Exercise directions » Pull out each line below that contains the string "type", treating uppercase and lowercase as different.

Record extracts »
┌──
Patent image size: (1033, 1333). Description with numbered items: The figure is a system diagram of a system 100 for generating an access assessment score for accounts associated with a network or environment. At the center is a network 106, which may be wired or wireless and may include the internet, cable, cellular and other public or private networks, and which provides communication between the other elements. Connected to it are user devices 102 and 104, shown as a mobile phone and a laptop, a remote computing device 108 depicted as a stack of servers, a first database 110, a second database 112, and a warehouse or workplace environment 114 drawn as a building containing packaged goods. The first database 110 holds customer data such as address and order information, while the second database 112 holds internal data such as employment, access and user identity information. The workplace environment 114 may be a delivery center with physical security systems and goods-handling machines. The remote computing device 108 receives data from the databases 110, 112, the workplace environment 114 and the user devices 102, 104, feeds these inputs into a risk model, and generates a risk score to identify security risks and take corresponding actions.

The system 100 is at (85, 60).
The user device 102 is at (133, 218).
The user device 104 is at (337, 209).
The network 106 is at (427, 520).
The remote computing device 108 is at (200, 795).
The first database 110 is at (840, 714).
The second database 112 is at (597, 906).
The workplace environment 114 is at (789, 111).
└──
┌──
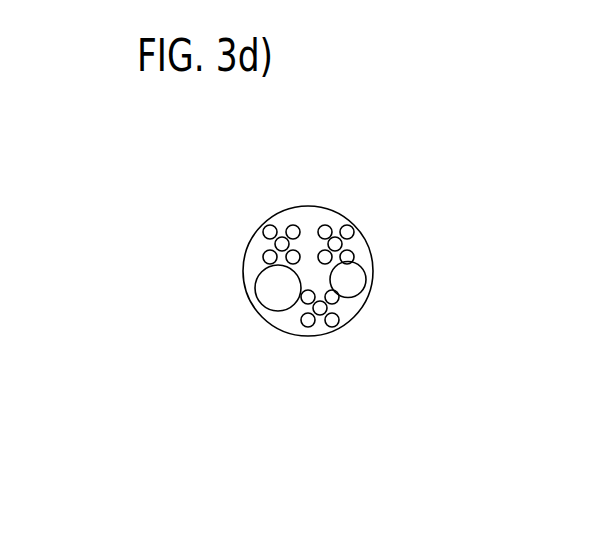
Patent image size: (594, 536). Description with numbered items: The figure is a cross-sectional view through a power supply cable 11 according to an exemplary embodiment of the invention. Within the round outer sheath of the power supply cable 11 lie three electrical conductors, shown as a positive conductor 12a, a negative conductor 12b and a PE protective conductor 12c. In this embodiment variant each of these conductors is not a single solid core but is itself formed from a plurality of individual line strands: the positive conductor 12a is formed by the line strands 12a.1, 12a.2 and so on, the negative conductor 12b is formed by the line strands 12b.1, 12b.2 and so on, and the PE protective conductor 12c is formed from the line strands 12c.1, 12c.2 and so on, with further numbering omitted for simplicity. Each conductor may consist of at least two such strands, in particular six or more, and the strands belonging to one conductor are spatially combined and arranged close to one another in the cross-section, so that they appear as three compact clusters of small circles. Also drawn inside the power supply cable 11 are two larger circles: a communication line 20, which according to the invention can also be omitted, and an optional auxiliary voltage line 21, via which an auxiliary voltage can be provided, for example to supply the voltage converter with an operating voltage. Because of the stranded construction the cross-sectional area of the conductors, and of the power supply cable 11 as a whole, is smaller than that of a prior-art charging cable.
└──
┌──
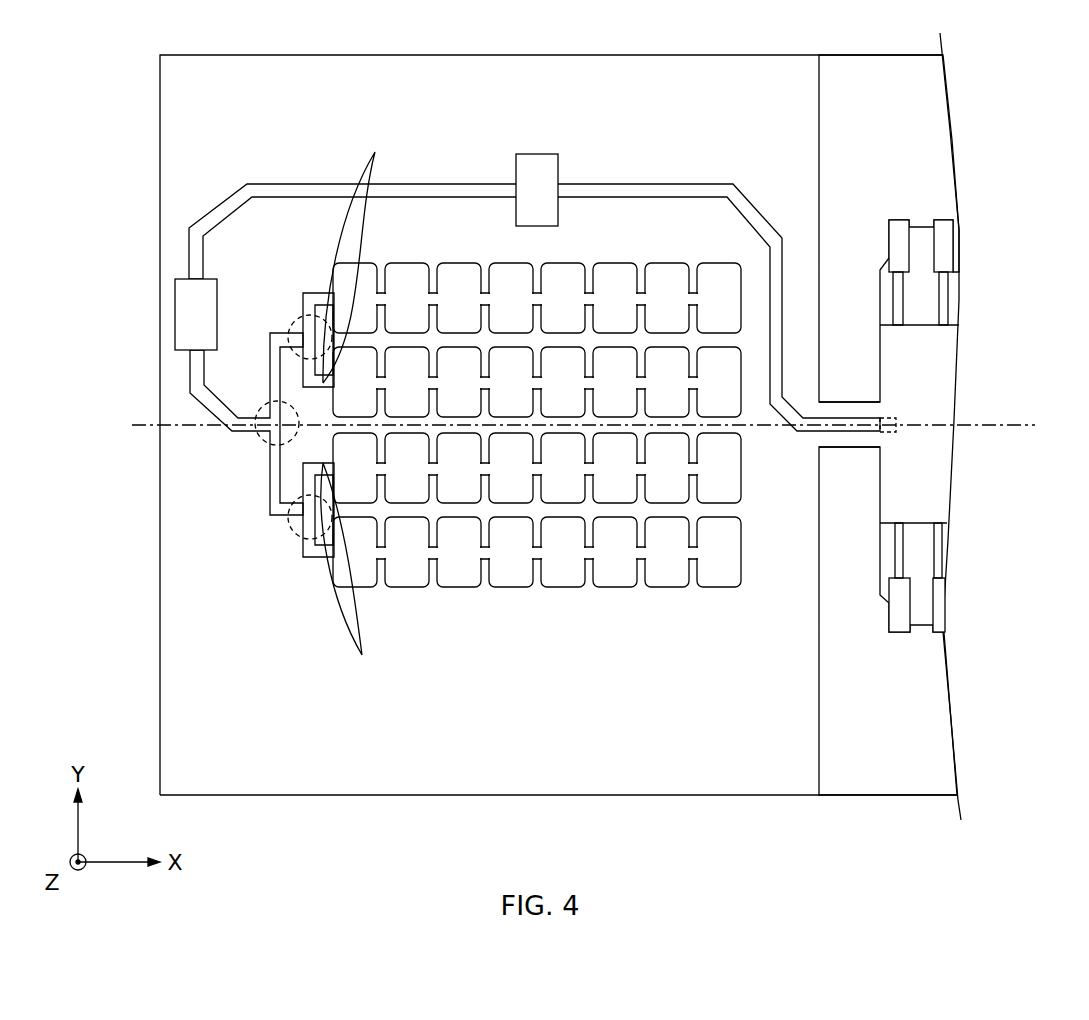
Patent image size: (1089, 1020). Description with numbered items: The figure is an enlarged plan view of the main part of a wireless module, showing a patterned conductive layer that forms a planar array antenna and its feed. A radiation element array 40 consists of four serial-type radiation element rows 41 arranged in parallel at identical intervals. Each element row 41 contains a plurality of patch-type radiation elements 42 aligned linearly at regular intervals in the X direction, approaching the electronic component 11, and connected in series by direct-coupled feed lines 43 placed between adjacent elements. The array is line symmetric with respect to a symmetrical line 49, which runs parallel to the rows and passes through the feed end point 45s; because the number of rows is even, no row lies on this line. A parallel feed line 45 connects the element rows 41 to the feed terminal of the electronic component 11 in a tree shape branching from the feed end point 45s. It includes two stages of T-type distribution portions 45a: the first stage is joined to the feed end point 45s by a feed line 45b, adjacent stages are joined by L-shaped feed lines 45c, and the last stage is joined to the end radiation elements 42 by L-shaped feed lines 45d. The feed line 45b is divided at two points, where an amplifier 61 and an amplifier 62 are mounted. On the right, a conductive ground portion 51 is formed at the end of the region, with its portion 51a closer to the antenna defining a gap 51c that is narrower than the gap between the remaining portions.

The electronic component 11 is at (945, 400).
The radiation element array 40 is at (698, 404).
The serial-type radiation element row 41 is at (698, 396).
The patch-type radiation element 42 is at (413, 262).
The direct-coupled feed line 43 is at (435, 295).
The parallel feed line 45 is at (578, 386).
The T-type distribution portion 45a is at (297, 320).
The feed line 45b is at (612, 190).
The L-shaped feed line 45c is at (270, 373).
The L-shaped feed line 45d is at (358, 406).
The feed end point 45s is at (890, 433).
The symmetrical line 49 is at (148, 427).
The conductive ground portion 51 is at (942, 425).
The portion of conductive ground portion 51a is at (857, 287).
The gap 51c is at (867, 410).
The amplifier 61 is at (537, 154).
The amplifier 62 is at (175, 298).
└──
Solution to this problem »
Patent image size: (1089, 1020). Description with numbered items: The figure is an enlarged plan view of the main part of a wireless module, showing a patterned conductive layer that forms a planar array antenna and its feed. A radiation element array 40 consists of four serial-type radiation element rows 41 arranged in parallel at identical intervals. Each element row 41 contains a plurality of patch-type radiation elements 42 aligned linearly at regular intervals in the X direction, approaching the electronic component 11, and connected in series by direct-coupled feed lines 43 placed between adjacent elements. The array is line symmetric with respect to a symmetrical line 49, which runs parallel to the rows and passes through the feed end point 45s; because the number of rows is even, no row lies on this line. A parallel feed line 45 connects the element rows 41 to the feed terminal of the electronic component 11 in a tree shape branching from the feed end point 45s. It includes two stages of T-type distribution portions 45a: the first stage is joined to the feed end point 45s by a feed line 45b, adjacent stages are joined by L-shaped feed lines 45c, and the last stage is joined to the end radiation elements 42 by L-shaped feed lines 45d. The feed line 45b is divided at two points, where an amplifier 61 and an amplifier 62 are mounted. On the right, a conductive ground portion 51 is formed at the end of the region, with its portion 51a closer to the antenna defining a gap 51c that is narrower than the gap between the remaining portions.
The serial-type radiation element row 41 is at (698, 396).
The patch-type radiation element 42 is at (413, 262).
The T-type distribution portion 45a is at (297, 320).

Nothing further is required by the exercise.